TASK OBJECTIVE:
Transcribe every record that appears below, exactly and in full.
====
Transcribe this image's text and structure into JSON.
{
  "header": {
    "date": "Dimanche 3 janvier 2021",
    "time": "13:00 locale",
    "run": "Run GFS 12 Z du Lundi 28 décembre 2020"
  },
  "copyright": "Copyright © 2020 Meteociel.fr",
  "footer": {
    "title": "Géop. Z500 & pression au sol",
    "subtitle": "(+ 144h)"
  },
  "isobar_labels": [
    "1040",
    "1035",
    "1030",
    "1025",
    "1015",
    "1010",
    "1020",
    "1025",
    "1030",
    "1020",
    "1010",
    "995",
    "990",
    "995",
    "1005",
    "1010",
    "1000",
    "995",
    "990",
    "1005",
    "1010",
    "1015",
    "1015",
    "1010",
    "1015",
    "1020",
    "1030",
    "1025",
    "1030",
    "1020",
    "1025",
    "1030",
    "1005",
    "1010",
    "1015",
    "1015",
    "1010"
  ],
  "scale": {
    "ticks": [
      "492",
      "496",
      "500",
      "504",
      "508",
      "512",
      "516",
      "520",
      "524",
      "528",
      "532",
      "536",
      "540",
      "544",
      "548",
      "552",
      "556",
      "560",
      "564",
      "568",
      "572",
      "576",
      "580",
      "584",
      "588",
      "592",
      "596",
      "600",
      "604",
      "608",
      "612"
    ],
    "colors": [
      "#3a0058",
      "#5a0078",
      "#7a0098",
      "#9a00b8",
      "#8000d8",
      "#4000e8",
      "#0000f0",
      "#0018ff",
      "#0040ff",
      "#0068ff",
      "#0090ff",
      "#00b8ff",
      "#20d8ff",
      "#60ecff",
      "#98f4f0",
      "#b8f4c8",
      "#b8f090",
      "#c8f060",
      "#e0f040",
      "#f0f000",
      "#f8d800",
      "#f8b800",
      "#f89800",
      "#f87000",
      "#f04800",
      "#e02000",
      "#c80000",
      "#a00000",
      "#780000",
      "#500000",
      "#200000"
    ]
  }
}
====
ANSWER FOR THIS EXERCISE:
Transcribe this image's text and structure into JSON.
{
  "header": {
    "date": "Dimanche 3 janvier 2021",
    "time": "13:00 locale",
    "run": "Run GFS 12 Z du Lundi 28 décembre 2020"
  },
  "copyright": "Copyright © 2020 Meteociel.fr",
  "footer": {
    "title": "Géop. Z500 & pression au sol",
    "subtitle": "(+ 144h)"
  },
  "isobar_labels": [
    "1040",
    "1035",
    "1030",
    "1025",
    "1015",
    "1010",
    "1020",
    "1025",
    "1030",
    "1020",
    "1010",
    "995",
    "990",
    "995",
    "1005",
    "1010",
    "1000",
    "995",
    "990",
    "1005",
    "1010",
    "1015",
    "1015",
    "1010",
    "1015",
    "1020",
    "1030",
    "1025",
    "1030",
    "1020",
    "1025",
    "1030",
    "1005",
    "1010",
    "1015",
    "1015",
    "1010"
  ],
  "scale": {
    "ticks": [
      "492",
      "496",
      "500",
      "504",
      "508",
      "512",
      "516",
      "520",
      "524",
      "528",
      "532",
      "536",
      "540",
      "544",
      "548",
      "552",
      "556",
      "560",
      "564",
      "568",
      "572",
      "576",
      "580",
      "584",
      "588",
      "592",
      "596",
      "600",
      "604",
      "608",
      "612"
    ],
    "colors": [
      "#3a0058",
      "#5a0078",
      "#7a0098",
      "#9a00b8",
      "#8000d8",
      "#4000e8",
      "#0000f0",
      "#0018ff",
      "#0040ff",
      "#0068ff",
      "#0090ff",
      "#00b8ff",
      "#20d8ff",
      "#60ecff",
      "#98f4f0",
      "#b8f4c8",
      "#b8f090",
      "#c8f060",
      "#e0f040",
      "#f0f000",
      "#f8d800",
      "#f8b800",
      "#f89800",
      "#f87000",
      "#f04800",
      "#e02000",
      "#c80000",
      "#a00000",
      "#780000",
      "#500000",
      "#200000"
    ]
  }
}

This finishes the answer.